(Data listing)
★ ★ ★

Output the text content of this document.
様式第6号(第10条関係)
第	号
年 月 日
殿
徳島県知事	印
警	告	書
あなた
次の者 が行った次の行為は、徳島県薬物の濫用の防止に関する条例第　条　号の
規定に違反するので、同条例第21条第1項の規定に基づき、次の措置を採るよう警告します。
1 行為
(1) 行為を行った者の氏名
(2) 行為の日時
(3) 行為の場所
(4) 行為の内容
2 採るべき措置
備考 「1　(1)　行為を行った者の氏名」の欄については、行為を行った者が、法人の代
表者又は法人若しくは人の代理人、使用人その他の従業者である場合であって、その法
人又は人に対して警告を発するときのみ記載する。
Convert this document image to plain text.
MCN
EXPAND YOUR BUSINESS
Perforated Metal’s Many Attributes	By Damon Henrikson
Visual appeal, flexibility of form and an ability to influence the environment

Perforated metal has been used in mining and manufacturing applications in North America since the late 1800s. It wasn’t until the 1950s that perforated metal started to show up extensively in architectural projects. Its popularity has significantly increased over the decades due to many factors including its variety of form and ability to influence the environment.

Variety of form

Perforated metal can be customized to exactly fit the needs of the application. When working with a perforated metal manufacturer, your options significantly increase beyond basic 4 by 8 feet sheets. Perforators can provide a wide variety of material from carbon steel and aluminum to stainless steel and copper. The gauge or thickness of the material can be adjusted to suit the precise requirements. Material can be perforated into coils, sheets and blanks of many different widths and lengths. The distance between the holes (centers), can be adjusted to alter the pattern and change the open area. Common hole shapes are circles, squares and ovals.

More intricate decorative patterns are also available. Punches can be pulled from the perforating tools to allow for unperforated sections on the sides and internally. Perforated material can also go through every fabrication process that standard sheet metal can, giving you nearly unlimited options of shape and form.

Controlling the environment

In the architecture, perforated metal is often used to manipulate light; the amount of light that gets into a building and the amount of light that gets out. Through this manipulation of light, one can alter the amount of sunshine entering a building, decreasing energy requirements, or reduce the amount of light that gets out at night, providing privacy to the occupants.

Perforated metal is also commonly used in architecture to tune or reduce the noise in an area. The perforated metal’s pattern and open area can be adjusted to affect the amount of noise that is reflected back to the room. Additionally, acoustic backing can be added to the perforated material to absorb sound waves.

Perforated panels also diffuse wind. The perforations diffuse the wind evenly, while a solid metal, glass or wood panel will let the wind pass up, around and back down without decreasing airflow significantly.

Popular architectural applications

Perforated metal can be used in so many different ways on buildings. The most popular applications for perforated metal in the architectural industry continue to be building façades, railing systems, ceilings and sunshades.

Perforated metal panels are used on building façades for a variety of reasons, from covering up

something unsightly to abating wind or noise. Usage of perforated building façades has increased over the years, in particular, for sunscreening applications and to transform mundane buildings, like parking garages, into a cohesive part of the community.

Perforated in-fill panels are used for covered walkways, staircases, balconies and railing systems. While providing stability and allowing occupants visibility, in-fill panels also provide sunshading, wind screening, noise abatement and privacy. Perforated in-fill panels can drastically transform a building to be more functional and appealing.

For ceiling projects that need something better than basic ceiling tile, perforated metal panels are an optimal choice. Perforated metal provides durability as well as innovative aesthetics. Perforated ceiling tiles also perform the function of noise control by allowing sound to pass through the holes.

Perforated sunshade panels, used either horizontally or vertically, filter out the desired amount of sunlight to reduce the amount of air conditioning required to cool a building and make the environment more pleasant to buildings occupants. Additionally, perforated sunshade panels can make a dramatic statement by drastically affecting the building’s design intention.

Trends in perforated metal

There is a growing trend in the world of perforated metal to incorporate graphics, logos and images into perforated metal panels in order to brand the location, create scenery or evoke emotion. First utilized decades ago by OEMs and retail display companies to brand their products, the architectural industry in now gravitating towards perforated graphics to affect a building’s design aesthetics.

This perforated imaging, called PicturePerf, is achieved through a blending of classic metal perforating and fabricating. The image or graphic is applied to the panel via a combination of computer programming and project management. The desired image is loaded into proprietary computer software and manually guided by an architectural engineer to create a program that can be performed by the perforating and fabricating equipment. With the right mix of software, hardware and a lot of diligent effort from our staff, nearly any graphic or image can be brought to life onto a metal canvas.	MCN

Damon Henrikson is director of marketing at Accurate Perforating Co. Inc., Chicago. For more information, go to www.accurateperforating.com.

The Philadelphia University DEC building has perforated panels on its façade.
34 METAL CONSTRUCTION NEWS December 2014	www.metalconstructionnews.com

★ ★ ★

■ **SHORT TASK**
Determine how many lines of the records above contain the word "document", and report only that number.

■ **SOLUTION TO THIS PROBLEM**
2